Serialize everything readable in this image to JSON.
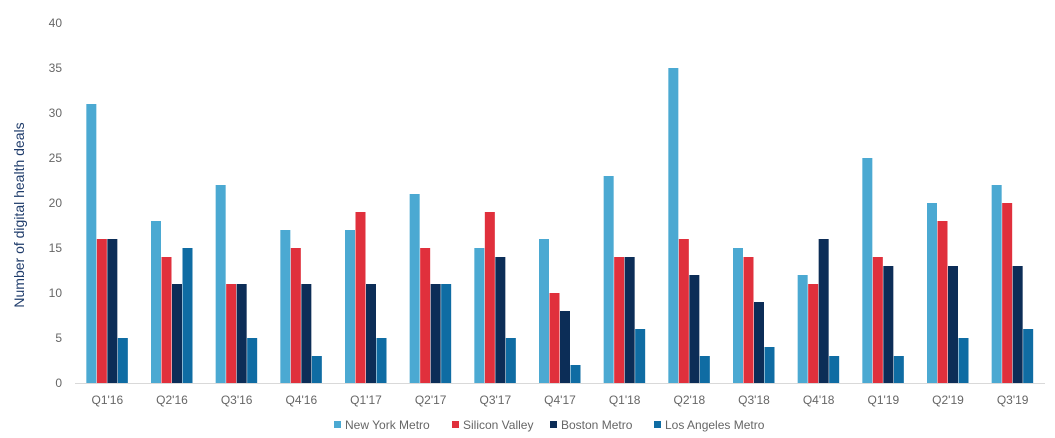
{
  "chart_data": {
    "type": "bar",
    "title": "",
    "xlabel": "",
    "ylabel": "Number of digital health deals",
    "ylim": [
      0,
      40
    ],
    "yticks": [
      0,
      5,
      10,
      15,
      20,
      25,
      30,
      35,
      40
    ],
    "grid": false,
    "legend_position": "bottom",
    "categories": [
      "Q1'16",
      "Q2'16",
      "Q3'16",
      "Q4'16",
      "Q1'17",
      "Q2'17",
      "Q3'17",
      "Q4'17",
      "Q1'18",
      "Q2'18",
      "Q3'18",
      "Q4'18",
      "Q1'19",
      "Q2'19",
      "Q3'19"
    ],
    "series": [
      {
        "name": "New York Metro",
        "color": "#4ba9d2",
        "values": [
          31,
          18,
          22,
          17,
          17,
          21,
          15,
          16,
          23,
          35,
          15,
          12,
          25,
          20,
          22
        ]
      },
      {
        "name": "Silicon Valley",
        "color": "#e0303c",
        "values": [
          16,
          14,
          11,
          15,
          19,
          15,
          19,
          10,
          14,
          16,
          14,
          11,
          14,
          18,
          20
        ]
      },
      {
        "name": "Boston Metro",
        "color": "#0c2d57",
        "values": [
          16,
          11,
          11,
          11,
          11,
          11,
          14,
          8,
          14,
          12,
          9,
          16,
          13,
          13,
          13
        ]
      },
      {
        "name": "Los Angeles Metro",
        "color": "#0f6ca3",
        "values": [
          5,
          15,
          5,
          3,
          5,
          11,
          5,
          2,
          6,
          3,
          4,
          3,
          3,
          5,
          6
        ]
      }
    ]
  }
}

==*==

> _SHORT PROBLEM_
Repeat the records word for word. Any picture in them should be left out.

> _SOLVED PROBLEM_
Serialize everything readable in this image to JSON.
{
  "chart_data": {
    "type": "bar",
    "title": "",
    "xlabel": "",
    "ylabel": "Number of digital health deals",
    "ylim": [
      0,
      40
    ],
    "yticks": [
      0,
      5,
      10,
      15,
      20,
      25,
      30,
      35,
      40
    ],
    "grid": false,
    "legend_position": "bottom",
    "categories": [
      "Q1'16",
      "Q2'16",
      "Q3'16",
      "Q4'16",
      "Q1'17",
      "Q2'17",
      "Q3'17",
      "Q4'17",
      "Q1'18",
      "Q2'18",
      "Q3'18",
      "Q4'18",
      "Q1'19",
      "Q2'19",
      "Q3'19"
    ],
    "series": [
      {
        "name": "New York Metro",
        "color": "#4ba9d2",
        "values": [
          31,
          18,
          22,
          17,
          17,
          21,
          15,
          16,
          23,
          35,
          15,
          12,
          25,
          20,
          22
        ]
      },
      {
        "name": "Silicon Valley",
        "color": "#e0303c",
        "values": [
          16,
          14,
          11,
          15,
          19,
          15,
          19,
          10,
          14,
          16,
          14,
          11,
          14,
          18,
          20
        ]
      },
      {
        "name": "Boston Metro",
        "color": "#0c2d57",
        "values": [
          16,
          11,
          11,
          11,
          11,
          11,
          14,
          8,
          14,
          12,
          9,
          16,
          13,
          13,
          13
        ]
      },
      {
        "name": "Los Angeles Metro",
        "color": "#0f6ca3",
        "values": [
          5,
          15,
          5,
          3,
          5,
          11,
          5,
          2,
          6,
          3,
          4,
          3,
          3,
          5,
          6
        ]
      }
    ]
  }
}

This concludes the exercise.